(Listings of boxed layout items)
_____
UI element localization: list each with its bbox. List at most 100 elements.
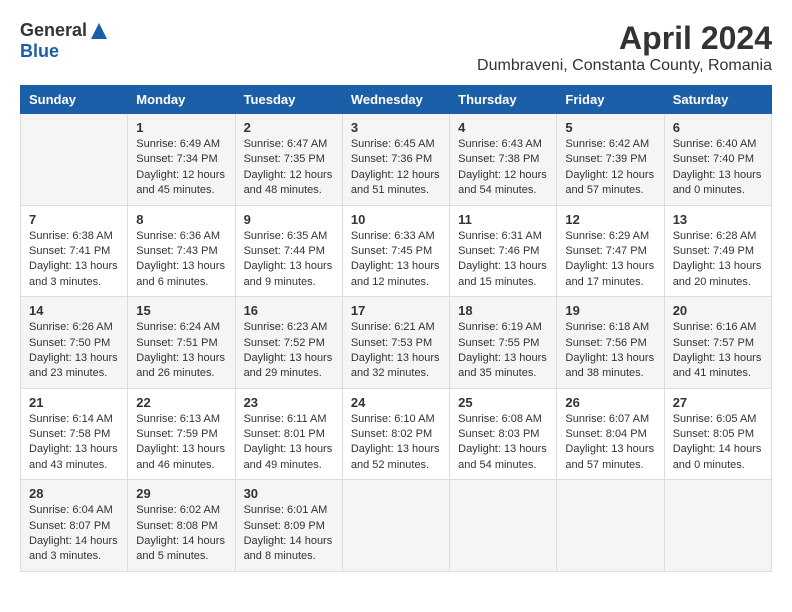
day-number: 20 <box>673 303 763 318</box>
day-number: 8 <box>136 212 226 227</box>
day-cell: 24 Sunrise: 6:10 AM Sunset: 8:02 PM Dayli… <box>342 388 449 480</box>
day-cell: 25 Sunrise: 6:08 AM Sunset: 8:03 PM Dayli… <box>450 388 557 480</box>
day-info: Sunrise: 6:11 AM Sunset: 8:01 PM Dayligh… <box>244 412 334 474</box>
day-number: 18 <box>458 303 548 318</box>
day-info: Sunrise: 6:29 AM Sunset: 7:47 PM Dayligh… <box>565 229 655 291</box>
day-number: 2 <box>244 120 334 135</box>
day-cell: 8 Sunrise: 6:36 AM Sunset: 7:43 PM Daylig… <box>128 205 235 297</box>
day-cell: 10 Sunrise: 6:33 AM Sunset: 7:45 PM Dayli… <box>342 205 449 297</box>
day-number: 30 <box>244 486 334 501</box>
day-cell: 28 Sunrise: 6:04 AM Sunset: 8:07 PM Dayli… <box>21 480 128 572</box>
day-number: 26 <box>565 395 655 410</box>
day-number: 11 <box>458 212 548 227</box>
day-cell: 9 Sunrise: 6:35 AM Sunset: 7:44 PM Daylig… <box>235 205 342 297</box>
day-info: Sunrise: 6:16 AM Sunset: 7:57 PM Dayligh… <box>673 320 763 382</box>
day-info: Sunrise: 6:04 AM Sunset: 8:07 PM Dayligh… <box>29 503 119 565</box>
day-number: 28 <box>29 486 119 501</box>
day-number: 4 <box>458 120 548 135</box>
header-day: Tuesday <box>235 86 342 114</box>
day-info: Sunrise: 6:19 AM Sunset: 7:55 PM Dayligh… <box>458 320 548 382</box>
day-info: Sunrise: 6:35 AM Sunset: 7:44 PM Dayligh… <box>244 229 334 291</box>
day-cell: 4Sunrise: 6:43 AM Sunset: 7:38 PM Daylig… <box>450 114 557 206</box>
day-number: 5 <box>565 120 655 135</box>
day-number: 25 <box>458 395 548 410</box>
month-title: April 2024 <box>477 20 772 57</box>
logo-general: General <box>20 20 87 41</box>
header-day: Sunday <box>21 86 128 114</box>
day-number: 9 <box>244 212 334 227</box>
header-row: SundayMondayTuesdayWednesdayThursdayFrid… <box>21 86 772 114</box>
day-cell: 15 Sunrise: 6:24 AM Sunset: 7:51 PM Dayli… <box>128 297 235 389</box>
day-cell: 2Sunrise: 6:47 AM Sunset: 7:35 PM Daylig… <box>235 114 342 206</box>
day-info: Sunrise: 6:31 AM Sunset: 7:46 PM Dayligh… <box>458 229 548 291</box>
header-day: Thursday <box>450 86 557 114</box>
week-row: 7Sunrise: 6:38 AM Sunset: 7:41 PM Daylig… <box>21 205 772 297</box>
day-info: Sunrise: 6:01 AM Sunset: 8:09 PM Dayligh… <box>244 503 334 565</box>
day-info: Sunrise: 6:05 AM Sunset: 8:05 PM Dayligh… <box>673 412 763 474</box>
day-info: Sunrise: 6:45 AM Sunset: 7:36 PM Dayligh… <box>351 137 441 199</box>
day-cell: 12 Sunrise: 6:29 AM Sunset: 7:47 PM Dayli… <box>557 205 664 297</box>
logo: General Blue <box>20 20 109 62</box>
day-number: 10 <box>351 212 441 227</box>
header-day: Monday <box>128 86 235 114</box>
logo-icon <box>89 21 109 41</box>
day-cell: 22Sunrise: 6:13 AM Sunset: 7:59 PM Dayli… <box>128 388 235 480</box>
day-info: Sunrise: 6:18 AM Sunset: 7:56 PM Dayligh… <box>565 320 655 382</box>
day-info: Sunrise: 6:49 AM Sunset: 7:34 PM Dayligh… <box>136 137 226 199</box>
page-header: General Blue April 2024 Dumbraveni, Cons… <box>20 20 772 75</box>
day-cell: 29Sunrise: 6:02 AM Sunset: 8:08 PM Dayli… <box>128 480 235 572</box>
day-cell <box>557 480 664 572</box>
day-number: 17 <box>351 303 441 318</box>
day-cell: 21Sunrise: 6:14 AM Sunset: 7:58 PM Dayli… <box>21 388 128 480</box>
day-info: Sunrise: 6:38 AM Sunset: 7:41 PM Dayligh… <box>29 229 119 291</box>
day-number: 14 <box>29 303 119 318</box>
day-info: Sunrise: 6:42 AM Sunset: 7:39 PM Dayligh… <box>565 137 655 199</box>
day-cell: 20 Sunrise: 6:16 AM Sunset: 7:57 PM Dayli… <box>664 297 771 389</box>
calendar-table: SundayMondayTuesdayWednesdayThursdayFrid… <box>20 85 772 572</box>
day-info: Sunrise: 6:07 AM Sunset: 8:04 PM Dayligh… <box>565 412 655 474</box>
header-day: Friday <box>557 86 664 114</box>
day-cell: 30 Sunrise: 6:01 AM Sunset: 8:09 PM Dayli… <box>235 480 342 572</box>
day-cell: 18 Sunrise: 6:19 AM Sunset: 7:55 PM Dayli… <box>450 297 557 389</box>
day-info: Sunrise: 6:21 AM Sunset: 7:53 PM Dayligh… <box>351 320 441 382</box>
day-info: Sunrise: 6:13 AM Sunset: 7:59 PM Dayligh… <box>136 412 226 474</box>
logo-blue: Blue <box>20 41 59 62</box>
day-number: 15 <box>136 303 226 318</box>
day-cell: 3Sunrise: 6:45 AM Sunset: 7:36 PM Daylig… <box>342 114 449 206</box>
day-number: 19 <box>565 303 655 318</box>
day-info: Sunrise: 6:23 AM Sunset: 7:52 PM Dayligh… <box>244 320 334 382</box>
day-cell: 19 Sunrise: 6:18 AM Sunset: 7:56 PM Dayli… <box>557 297 664 389</box>
day-cell <box>21 114 128 206</box>
day-cell: 7Sunrise: 6:38 AM Sunset: 7:41 PM Daylig… <box>21 205 128 297</box>
day-cell: 11 Sunrise: 6:31 AM Sunset: 7:46 PM Dayli… <box>450 205 557 297</box>
day-cell: 16 Sunrise: 6:23 AM Sunset: 7:52 PM Dayli… <box>235 297 342 389</box>
day-cell: 5 Sunrise: 6:42 AM Sunset: 7:39 PM Daylig… <box>557 114 664 206</box>
day-number: 27 <box>673 395 763 410</box>
day-number: 24 <box>351 395 441 410</box>
day-info: Sunrise: 6:33 AM Sunset: 7:45 PM Dayligh… <box>351 229 441 291</box>
week-row: 21Sunrise: 6:14 AM Sunset: 7:58 PM Dayli… <box>21 388 772 480</box>
day-cell: 26 Sunrise: 6:07 AM Sunset: 8:04 PM Dayli… <box>557 388 664 480</box>
header-day: Saturday <box>664 86 771 114</box>
day-info: Sunrise: 6:36 AM Sunset: 7:43 PM Dayligh… <box>136 229 226 291</box>
day-number: 6 <box>673 120 763 135</box>
day-info: Sunrise: 6:40 AM Sunset: 7:40 PM Dayligh… <box>673 137 763 199</box>
day-cell: 1Sunrise: 6:49 AM Sunset: 7:34 PM Daylig… <box>128 114 235 206</box>
day-cell: 27 Sunrise: 6:05 AM Sunset: 8:05 PM Dayli… <box>664 388 771 480</box>
day-cell: 13Sunrise: 6:28 AM Sunset: 7:49 PM Dayli… <box>664 205 771 297</box>
day-info: Sunrise: 6:08 AM Sunset: 8:03 PM Dayligh… <box>458 412 548 474</box>
day-info: Sunrise: 6:28 AM Sunset: 7:49 PM Dayligh… <box>673 229 763 291</box>
header-day: Wednesday <box>342 86 449 114</box>
day-info: Sunrise: 6:10 AM Sunset: 8:02 PM Dayligh… <box>351 412 441 474</box>
day-info: Sunrise: 6:26 AM Sunset: 7:50 PM Dayligh… <box>29 320 119 382</box>
location: Dumbraveni, Constanta County, Romania <box>477 57 772 75</box>
day-number: 12 <box>565 212 655 227</box>
day-cell <box>450 480 557 572</box>
day-number: 21 <box>29 395 119 410</box>
day-cell: 23 Sunrise: 6:11 AM Sunset: 8:01 PM Dayli… <box>235 388 342 480</box>
day-info: Sunrise: 6:02 AM Sunset: 8:08 PM Dayligh… <box>136 503 226 565</box>
day-number: 23 <box>244 395 334 410</box>
day-number: 16 <box>244 303 334 318</box>
week-row: 14 Sunrise: 6:26 AM Sunset: 7:50 PM Dayli… <box>21 297 772 389</box>
day-info: Sunrise: 6:24 AM Sunset: 7:51 PM Dayligh… <box>136 320 226 382</box>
_____
Output the material from the line with "day-number: 20 <box>673 303 763 318</box>" through the line with "day-info: Sunrise: 6:16", both included, as a Markdown table with the columns Row and Line. Give only those lines and leave out any blank ones.

| Row | Line |
|---|---|
| 1 | day-number: 20 <box>673 303 763 318</box> |
| 2 | day-number: 8 <box>136 212 226 227</box> |
| 3 | day-cell: 24 Sunrise: 6:10 AM Sunset: 8:02 PM Dayli… <box>342 388 449 480</box> |
| 4 | day-cell: 25 Sunrise: 6:08 AM Sunset: 8:03 PM Dayli… <box>450 388 557 480</box> |
| 5 | day-info: Sunrise: 6:11 AM Sunset: 8:01 PM Dayligh… <box>244 412 334 474</box> |
| 6 | day-number: 18 <box>458 303 548 318</box> |
| 7 | day-info: Sunrise: 6:29 AM Sunset: 7:47 PM Dayligh… <box>565 229 655 291</box> |
| 8 | day-number: 2 <box>244 120 334 135</box> |
| 9 | day-cell: 8 Sunrise: 6:36 AM Sunset: 7:43 PM Daylig… <box>128 205 235 297</box> |
| 10 | day-cell: 10 Sunrise: 6:33 AM Sunset: 7:45 PM Dayli… <box>342 205 449 297</box> |
| 11 | day-number: 30 <box>244 486 334 501</box> |
| 12 | day-cell: 28 Sunrise: 6:04 AM Sunset: 8:07 PM Dayli… <box>21 480 128 572</box> |
| 13 | day-number: 26 <box>565 395 655 410</box> |
| 14 | day-number: 11 <box>458 212 548 227</box> |
| 15 | day-cell: 9 Sunrise: 6:35 AM Sunset: 7:44 PM Daylig… <box>235 205 342 297</box> |
| 16 | day-info: Sunrise: 6:16 AM Sunset: 7:57 PM Dayligh… <box>673 320 763 382</box> |